## Begin PAGE EXCERPT
The cooperation of these threaded portions involves contact between these
metallic
surfaces, thereby establishing a continuous, metallic thermally conductive
path along
which heat from the LEDs 22 can be conducted to the light fixture 14 or other
heat
sink. From the base 12, the heat can be conducted to another portion of the
light
fixture 14, thereby expanding the thermal pathways through which heat can be
conducted away from the body 16 and dissipated into the ambient environment of
the
light fixture 14.
## End PAGE EXCERPT
## Begin EXTRACTED DATA
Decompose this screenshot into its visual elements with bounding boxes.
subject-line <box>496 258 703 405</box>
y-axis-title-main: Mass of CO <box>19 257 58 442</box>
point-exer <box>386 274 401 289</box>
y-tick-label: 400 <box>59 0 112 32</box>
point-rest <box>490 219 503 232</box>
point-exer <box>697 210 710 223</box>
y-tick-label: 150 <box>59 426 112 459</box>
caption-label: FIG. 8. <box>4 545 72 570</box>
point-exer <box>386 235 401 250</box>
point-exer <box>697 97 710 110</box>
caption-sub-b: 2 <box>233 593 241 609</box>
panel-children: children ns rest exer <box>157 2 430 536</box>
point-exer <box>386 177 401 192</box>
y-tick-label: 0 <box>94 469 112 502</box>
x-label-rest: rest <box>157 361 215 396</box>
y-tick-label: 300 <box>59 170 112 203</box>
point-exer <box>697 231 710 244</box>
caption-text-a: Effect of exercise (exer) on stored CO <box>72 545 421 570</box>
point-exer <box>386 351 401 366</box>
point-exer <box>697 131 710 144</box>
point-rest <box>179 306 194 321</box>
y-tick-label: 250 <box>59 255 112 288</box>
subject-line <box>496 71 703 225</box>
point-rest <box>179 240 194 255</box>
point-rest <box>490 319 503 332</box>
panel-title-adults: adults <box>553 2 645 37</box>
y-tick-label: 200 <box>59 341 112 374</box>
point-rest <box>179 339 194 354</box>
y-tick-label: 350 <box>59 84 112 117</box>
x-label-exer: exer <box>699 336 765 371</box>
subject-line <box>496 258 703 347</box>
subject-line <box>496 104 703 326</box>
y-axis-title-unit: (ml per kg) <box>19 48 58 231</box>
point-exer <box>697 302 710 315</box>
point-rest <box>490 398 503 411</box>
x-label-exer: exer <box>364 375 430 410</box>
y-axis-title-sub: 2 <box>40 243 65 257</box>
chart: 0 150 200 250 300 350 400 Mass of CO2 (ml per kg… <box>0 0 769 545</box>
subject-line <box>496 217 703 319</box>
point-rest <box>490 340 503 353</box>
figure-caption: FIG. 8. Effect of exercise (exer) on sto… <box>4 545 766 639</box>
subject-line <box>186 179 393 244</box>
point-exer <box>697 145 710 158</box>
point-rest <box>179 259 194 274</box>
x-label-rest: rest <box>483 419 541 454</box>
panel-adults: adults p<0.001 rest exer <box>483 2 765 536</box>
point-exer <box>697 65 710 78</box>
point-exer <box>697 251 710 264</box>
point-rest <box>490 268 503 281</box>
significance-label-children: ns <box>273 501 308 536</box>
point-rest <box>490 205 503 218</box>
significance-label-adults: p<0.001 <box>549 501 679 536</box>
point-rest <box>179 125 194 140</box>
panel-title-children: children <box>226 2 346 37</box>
## End EXTRACTED DATA
EXERCISE: Reproduce everything in the passage on conducting heat from the LEDs, from "The cooperation of" down to "light fixture 14.".

WRITTEN ANSWER:
The cooperation of these threaded portions involves contact between these
metallic
surfaces, thereby establishing a continuous, metallic thermally conductive
path along
which heat from the LEDs 22 can be conducted to the light fixture 14 or other
heat
sink. From the base 12, the heat can be conducted to another portion of the
light
fixture 14, thereby expanding the thermal pathways through which heat can be
conducted away from the body 16 and dissipated into the ambient environment of
the
light fixture 14.